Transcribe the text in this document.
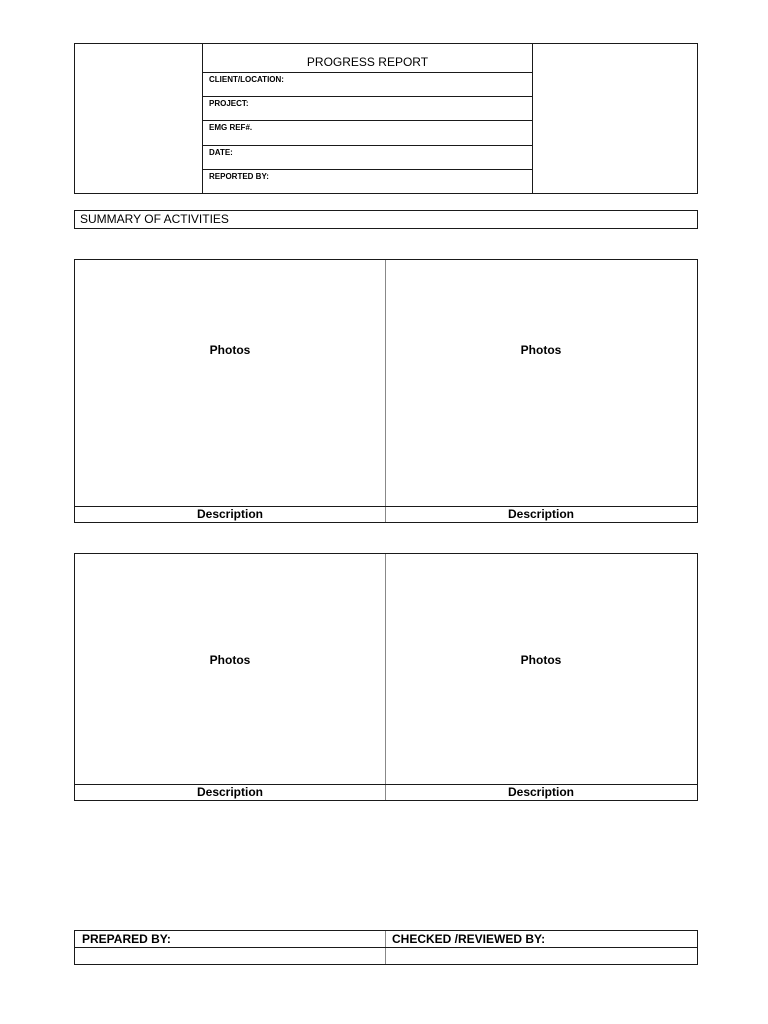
PROGRESS REPORT
CLIENT/LOCATION:
PROJECT:
EMG REF#.
DATE:
REPORTED BY:
SUMMARY OF ACTIVITIES
Photos	Photos
Description	Description
Photos	Photos
Description	Description
PREPARED BY:	CHECKED /REVIEWED BY:
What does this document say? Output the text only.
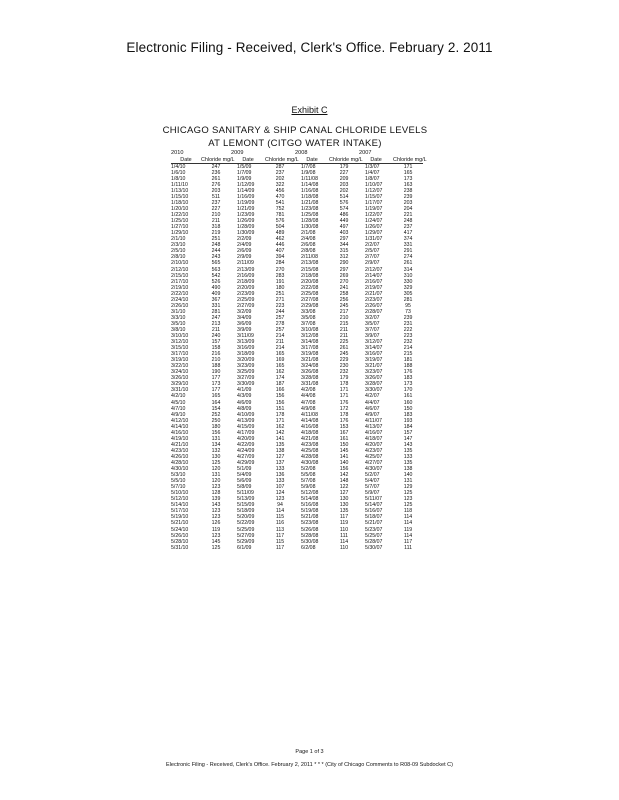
Electronic Filing - Received, Clerk's Office. February 2. 2011
Exhibit C
CHICAGO SANITARY & SHIP CANAL CHLORIDE LEVELS
AT LEMONT (CITGO WATER INTAKE)
2010		2009		2008		2007	
Date	Chloride mg/L	Date	Chloride mg/L	Date	Chloride mg/L	Date	Chloride mg/L
1/4/10	247	1/5/09	287	1/7/08	179	1/3/07	171
1/6/10	236	1/7/09	237	1/9/08	227	1/4/07	165
1/8/10	261	1/9/09	202	1/11/08	209	1/8/07	173
1/11/10	276	1/12/09	322	1/14/08	203	1/10/07	163
1/13/10	203	1/14/09	456	1/16/08	202	1/12/07	238
1/15/10	511	1/16/09	470	1/18/08	514	1/15/07	239
1/18/10	237	1/19/09	541	1/21/08	576	1/17/07	203
1/20/10	227	1/21/09	752	1/23/08	574	1/19/07	204
1/22/10	210	1/23/09	781	1/25/08	486	1/22/07	221
1/25/10	211	1/26/09	576	1/28/08	449	1/24/07	248
1/27/10	318	1/28/09	504	1/30/08	497	1/26/07	237
1/29/10	219	1/30/09	489	2/1/08	403	1/29/07	417
2/1/10	251	2/2/09	462	2/4/08	297	1/31/07	374
2/3/10	248	2/4/09	446	2/6/08	344	2/2/07	331
2/5/10	244	2/6/09	407	2/8/08	315	2/5/07	291
2/8/10	243	2/9/09	394	2/11/08	312	2/7/07	274
2/10/10	565	2/11/09	284	2/13/08	290	2/9/07	261
2/12/10	563	2/13/09	270	2/15/08	297	2/12/07	314
2/15/10	542	2/16/09	283	2/18/08	269	2/14/07	310
2/17/10	526	2/18/09	191	2/20/08	270	2/16/07	330
2/19/10	490	2/20/09	180	2/22/08	241	2/19/07	329
2/22/10	409	2/23/09	251	2/25/08	258	2/21/07	305
2/24/10	367	2/25/09	271	2/27/08	256	2/23/07	281
2/26/10	331	2/27/09	223	2/29/08	245	2/26/07	95
3/1/10	281	3/2/09	244	3/3/08	217	2/28/07	73
3/3/10	247	3/4/09	257	3/5/08	210	3/2/07	239
3/5/10	213	3/6/09	278	3/7/08	215	3/5/07	231
3/8/10	211	3/9/09	257	3/10/08	211	3/7/07	222
3/10/10	240	3/11/09	214	3/12/08	211	3/9/07	223
3/12/10	157	3/13/09	211	3/14/08	225	3/12/07	232
3/15/10	158	3/16/09	214	3/17/08	261	3/14/07	214
3/17/10	216	3/18/09	165	3/19/08	245	3/16/07	215
3/19/10	210	3/20/09	169	3/21/08	229	3/19/07	181
3/22/10	188	3/23/09	165	3/24/08	230	3/21/07	188
3/24/10	190	3/25/09	162	3/26/08	232	3/23/07	176
3/26/10	177	3/27/09	174	3/28/08	179	3/26/07	183
3/29/10	173	3/30/09	187	3/31/08	178	3/28/07	173
3/31/10	177	4/1/09	166	4/2/08	171	3/30/07	170
4/2/10	165	4/3/09	156	4/4/08	171	4/2/07	161
4/5/10	164	4/6/09	156	4/7/08	176	4/4/07	160
4/7/10	154	4/8/09	151	4/9/08	172	4/6/07	150
4/9/10	252	4/10/09	178	4/11/08	178	4/9/07	183
4/12/10	250	4/13/09	171	4/14/08	176	4/11/07	193
4/14/10	180	4/15/09	162	4/16/08	153	4/13/07	184
4/16/10	156	4/17/09	142	4/18/08	167	4/16/07	157
4/19/10	131	4/20/09	141	4/21/08	161	4/18/07	147
4/21/10	134	4/22/09	135	4/23/08	150	4/20/07	143
4/23/10	132	4/24/09	138	4/25/08	145	4/23/07	135
4/26/10	130	4/27/09	127	4/28/08	141	4/25/07	133
4/28/10	125	4/29/09	137	4/30/08	140	4/27/07	135
4/30/10	120	5/1/09	133	5/2/08	156	4/30/07	138
5/3/10	131	5/4/09	136	5/5/08	142	5/2/07	140
5/5/10	120	5/6/09	133	5/7/08	148	5/4/07	131
5/7/10	123	5/8/09	107	5/9/08	122	5/7/07	129
5/10/10	128	5/11/09	124	5/12/08	127	5/9/07	125
5/12/10	139	5/13/09	123	5/14/08	130	5/11/07	123
5/14/10	143	5/15/09	94	5/16/08	130	5/14/07	125
5/17/10	123	5/18/09	114	5/19/08	135	5/16/07	118
5/19/10	123	5/20/09	115	5/21/08	117	5/18/07	114
5/21/10	126	5/22/09	116	5/23/08	119	5/21/07	114
5/24/10	119	5/25/09	113	5/26/08	110	5/23/07	119
5/26/10	123	5/27/09	117	5/28/08	111	5/25/07	114
5/28/10	145	5/29/09	115	5/30/08	114	5/28/07	117
5/31/10	125	6/1/09	117	6/2/08	110	5/30/07	111
Page 1 of 3
Electronic Filing - Received, Clerk's Office. February 2, 2011 * * * (City of Chicago Comments to R08-09 Subdocket C)
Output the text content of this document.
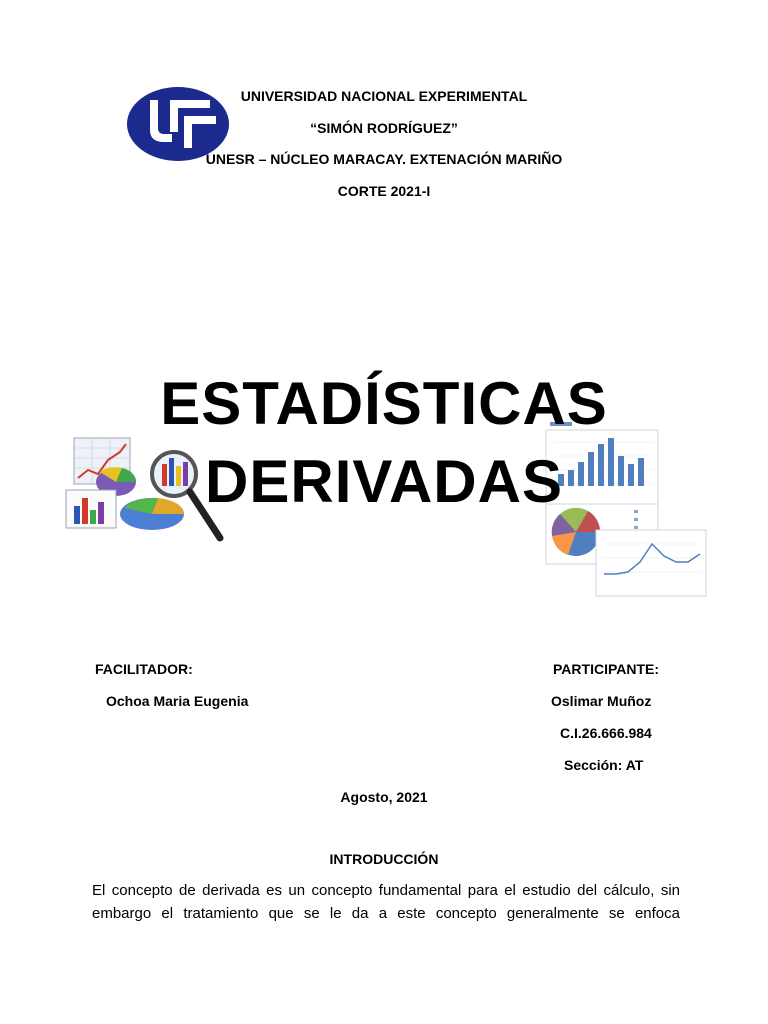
UNIVERSIDAD NACIONAL EXPERIMENTAL
“SIMÓN RODRÍGUEZ”
UNESR – NÚCLEO MARACAY. EXTENACIÓN MARIÑO
CORTE 2021-I
ESTADÍSTICAS
DERIVADAS
FACILITADOR:
Ochoa Maria Eugenia
PARTICIPANTE:
Oslimar Muñoz
C.I.26.666.984
Sección: AT
Agosto, 2021
INTRODUCCIÓN
El concepto de derivada es un concepto fundamental para el estudio del cálculo, sin
embargo el tratamiento que se le da a este concepto generalmente se enfoca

::::::::

Restate the data above exactly, stripping out each image.

== Result of this exercise ==
Transcribe the text in this document.
PROGRESS REPORT
CLIENT/LOCATION:
PROJECT:
EMG REF#.
DATE:
REPORTED BY:
SUMMARY OF ACTIVITIES
Photos	Photos
Description	Description
Photos	Photos
Description	Description
PREPARED BY:	CHECKED /REVIEWED BY:
What does this document say? Output the text only.
Electronic Filing - Received, Clerk's Office. February 2. 2011
Exhibit C
CHICAGO SANITARY & SHIP CANAL CHLORIDE LEVELS
AT LEMONT (CITGO WATER INTAKE)
2010		2009		2008		2007	
Date	Chloride mg/L	Date	Chloride mg/L	Date	Chloride mg/L	Date	Chloride mg/L
1/4/10	247	1/5/09	287	1/7/08	179	1/3/07	171
1/6/10	236	1/7/09	237	1/9/08	227	1/4/07	165
1/8/10	261	1/9/09	202	1/11/08	209	1/8/07	173
1/11/10	276	1/12/09	322	1/14/08	203	1/10/07	163
1/13/10	203	1/14/09	456	1/16/08	202	1/12/07	238
1/15/10	511	1/16/09	470	1/18/08	514	1/15/07	239
1/18/10	237	1/19/09	541	1/21/08	576	1/17/07	203
1/20/10	227	1/21/09	752	1/23/08	574	1/19/07	204
1/22/10	210	1/23/09	781	1/25/08	486	1/22/07	221
1/25/10	211	1/26/09	576	1/28/08	449	1/24/07	248
1/27/10	318	1/28/09	504	1/30/08	497	1/26/07	237
1/29/10	219	1/30/09	489	2/1/08	403	1/29/07	417
2/1/10	251	2/2/09	462	2/4/08	297	1/31/07	374
2/3/10	248	2/4/09	446	2/6/08	344	2/2/07	331
2/5/10	244	2/6/09	407	2/8/08	315	2/5/07	291
2/8/10	243	2/9/09	394	2/11/08	312	2/7/07	274
2/10/10	565	2/11/09	284	2/13/08	290	2/9/07	261
2/12/10	563	2/13/09	270	2/15/08	297	2/12/07	314
2/15/10	542	2/16/09	283	2/18/08	269	2/14/07	310
2/17/10	526	2/18/09	191	2/20/08	270	2/16/07	330
2/19/10	490	2/20/09	180	2/22/08	241	2/19/07	329
2/22/10	409	2/23/09	251	2/25/08	258	2/21/07	305
2/24/10	367	2/25/09	271	2/27/08	256	2/23/07	281
2/26/10	331	2/27/09	223	2/29/08	245	2/26/07	95
3/1/10	281	3/2/09	244	3/3/08	217	2/28/07	73
3/3/10	247	3/4/09	257	3/5/08	210	3/2/07	239
3/5/10	213	3/6/09	278	3/7/08	215	3/5/07	231
3/8/10	211	3/9/09	257	3/10/08	211	3/7/07	222
3/10/10	240	3/11/09	214	3/12/08	211	3/9/07	223
3/12/10	157	3/13/09	211	3/14/08	225	3/12/07	232
3/15/10	158	3/16/09	214	3/17/08	261	3/14/07	214
3/17/10	216	3/18/09	165	3/19/08	245	3/16/07	215
3/19/10	210	3/20/09	169	3/21/08	229	3/19/07	181
3/22/10	188	3/23/09	165	3/24/08	230	3/21/07	188
3/24/10	190	3/25/09	162	3/26/08	232	3/23/07	176
3/26/10	177	3/27/09	174	3/28/08	179	3/26/07	183
3/29/10	173	3/30/09	187	3/31/08	178	3/28/07	173
3/31/10	177	4/1/09	166	4/2/08	171	3/30/07	170
4/2/10	165	4/3/09	156	4/4/08	171	4/2/07	161
4/5/10	164	4/6/09	156	4/7/08	176	4/4/07	160
4/7/10	154	4/8/09	151	4/9/08	172	4/6/07	150
4/9/10	252	4/10/09	178	4/11/08	178	4/9/07	183
4/12/10	250	4/13/09	171	4/14/08	176	4/11/07	193
4/14/10	180	4/15/09	162	4/16/08	153	4/13/07	184
4/16/10	156	4/17/09	142	4/18/08	167	4/16/07	157
4/19/10	131	4/20/09	141	4/21/08	161	4/18/07	147
4/21/10	134	4/22/09	135	4/23/08	150	4/20/07	143
4/23/10	132	4/24/09	138	4/25/08	145	4/23/07	135
4/26/10	130	4/27/09	127	4/28/08	141	4/25/07	133
4/28/10	125	4/29/09	137	4/30/08	140	4/27/07	135
4/30/10	120	5/1/09	133	5/2/08	156	4/30/07	138
5/3/10	131	5/4/09	136	5/5/08	142	5/2/07	140
5/5/10	120	5/6/09	133	5/7/08	148	5/4/07	131
5/7/10	123	5/8/09	107	5/9/08	122	5/7/07	129
5/10/10	128	5/11/09	124	5/12/08	127	5/9/07	125
5/12/10	139	5/13/09	123	5/14/08	130	5/11/07	123
5/14/10	143	5/15/09	94	5/16/08	130	5/14/07	125
5/17/10	123	5/18/09	114	5/19/08	135	5/16/07	118
5/19/10	123	5/20/09	115	5/21/08	117	5/18/07	114
5/21/10	126	5/22/09	116	5/23/08	119	5/21/07	114
5/24/10	119	5/25/09	113	5/26/08	110	5/23/07	119
5/26/10	123	5/27/09	117	5/28/08	111	5/25/07	114
5/28/10	145	5/29/09	115	5/30/08	114	5/28/07	117
5/31/10	125	6/1/09	117	6/2/08	110	5/30/07	111
Page 1 of 3
Electronic Filing - Received, Clerk's Office. February 2, 2011 * * * (City of Chicago Comments to R08-09 Subdocket C)
Output the text content of this document.
UNIVERSIDAD NACIONAL EXPERIMENTAL
“SIMÓN RODRÍGUEZ”
UNESR – NÚCLEO MARACAY. EXTENACIÓN MARIÑO
CORTE 2021-I
ESTADÍSTICAS
DERIVADAS
FACILITADOR:
Ochoa Maria Eugenia
PARTICIPANTE:
Oslimar Muñoz
C.I.26.666.984
Sección: AT
Agosto, 2021
INTRODUCCIÓN
El concepto de derivada es un concepto fundamental para el estudio del cálculo, sin
embargo el tratamiento que se le da a este concepto generalmente se enfoca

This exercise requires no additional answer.